**Entries with figure data**
--- start ---

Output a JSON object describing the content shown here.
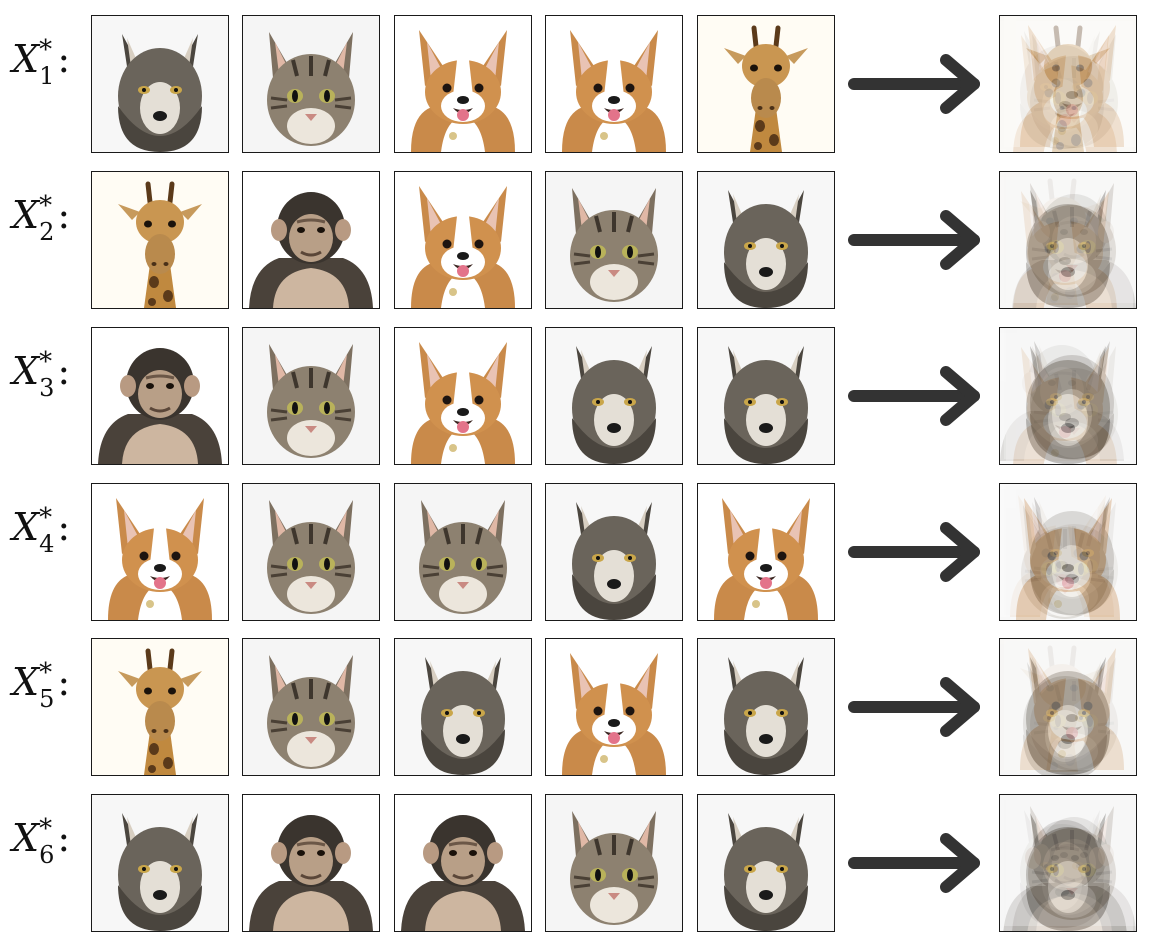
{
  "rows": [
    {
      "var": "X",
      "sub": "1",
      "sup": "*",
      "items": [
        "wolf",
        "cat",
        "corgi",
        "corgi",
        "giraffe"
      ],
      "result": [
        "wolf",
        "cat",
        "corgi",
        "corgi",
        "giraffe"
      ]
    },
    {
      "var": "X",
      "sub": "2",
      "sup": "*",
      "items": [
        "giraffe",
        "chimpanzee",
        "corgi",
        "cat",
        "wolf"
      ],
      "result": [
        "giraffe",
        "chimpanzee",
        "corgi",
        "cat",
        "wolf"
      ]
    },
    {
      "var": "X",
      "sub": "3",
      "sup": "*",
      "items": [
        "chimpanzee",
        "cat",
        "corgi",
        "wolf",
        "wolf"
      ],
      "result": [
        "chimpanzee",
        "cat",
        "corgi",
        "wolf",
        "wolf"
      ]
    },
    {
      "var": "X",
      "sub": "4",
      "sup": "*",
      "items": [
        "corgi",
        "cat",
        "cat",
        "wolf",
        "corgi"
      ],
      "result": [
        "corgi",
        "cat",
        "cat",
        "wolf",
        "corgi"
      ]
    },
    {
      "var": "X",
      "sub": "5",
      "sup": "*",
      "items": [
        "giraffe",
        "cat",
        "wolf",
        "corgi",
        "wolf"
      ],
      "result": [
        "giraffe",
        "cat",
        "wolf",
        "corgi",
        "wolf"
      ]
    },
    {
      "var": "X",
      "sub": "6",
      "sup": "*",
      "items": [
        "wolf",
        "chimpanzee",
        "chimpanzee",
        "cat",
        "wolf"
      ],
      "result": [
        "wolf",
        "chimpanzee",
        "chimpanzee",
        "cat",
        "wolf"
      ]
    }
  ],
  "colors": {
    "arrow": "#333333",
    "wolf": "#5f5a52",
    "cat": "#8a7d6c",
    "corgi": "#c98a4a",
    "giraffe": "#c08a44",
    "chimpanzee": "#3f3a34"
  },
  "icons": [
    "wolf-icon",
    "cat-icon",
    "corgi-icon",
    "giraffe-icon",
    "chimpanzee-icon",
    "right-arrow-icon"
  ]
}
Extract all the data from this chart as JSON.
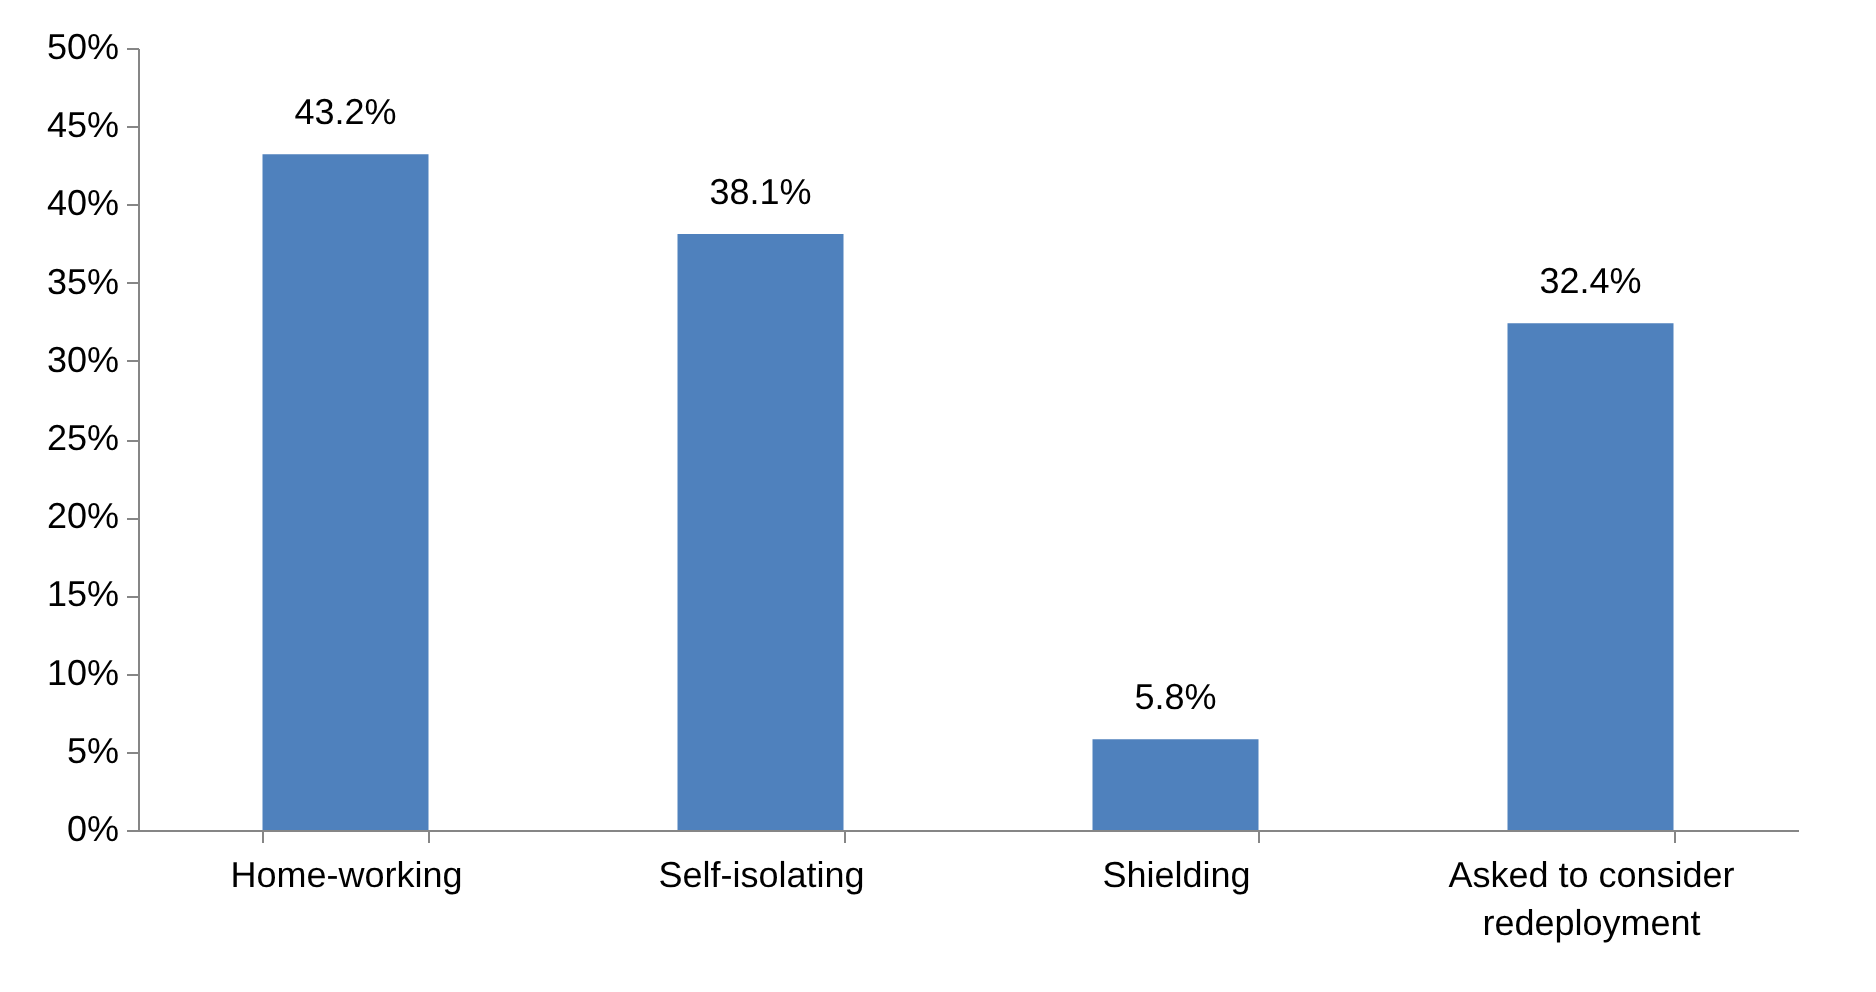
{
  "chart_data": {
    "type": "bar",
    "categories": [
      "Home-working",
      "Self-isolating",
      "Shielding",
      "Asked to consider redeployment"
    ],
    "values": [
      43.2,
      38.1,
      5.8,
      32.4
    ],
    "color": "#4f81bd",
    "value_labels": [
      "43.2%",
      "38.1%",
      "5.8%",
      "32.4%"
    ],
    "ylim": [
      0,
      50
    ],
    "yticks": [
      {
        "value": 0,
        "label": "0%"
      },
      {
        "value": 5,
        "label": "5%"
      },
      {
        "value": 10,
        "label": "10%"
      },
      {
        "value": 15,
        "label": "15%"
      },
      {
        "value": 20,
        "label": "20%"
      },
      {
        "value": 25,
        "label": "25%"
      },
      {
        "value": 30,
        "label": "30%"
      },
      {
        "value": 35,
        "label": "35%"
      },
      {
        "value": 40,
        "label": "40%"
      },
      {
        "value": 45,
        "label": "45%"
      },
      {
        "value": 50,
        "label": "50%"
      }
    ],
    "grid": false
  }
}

--- end ---

**SET PROBLEM**
Looking at the listing above, count the lines that contain "JSON" and give nothing but the number.

**RESULT OF THE TASK**
2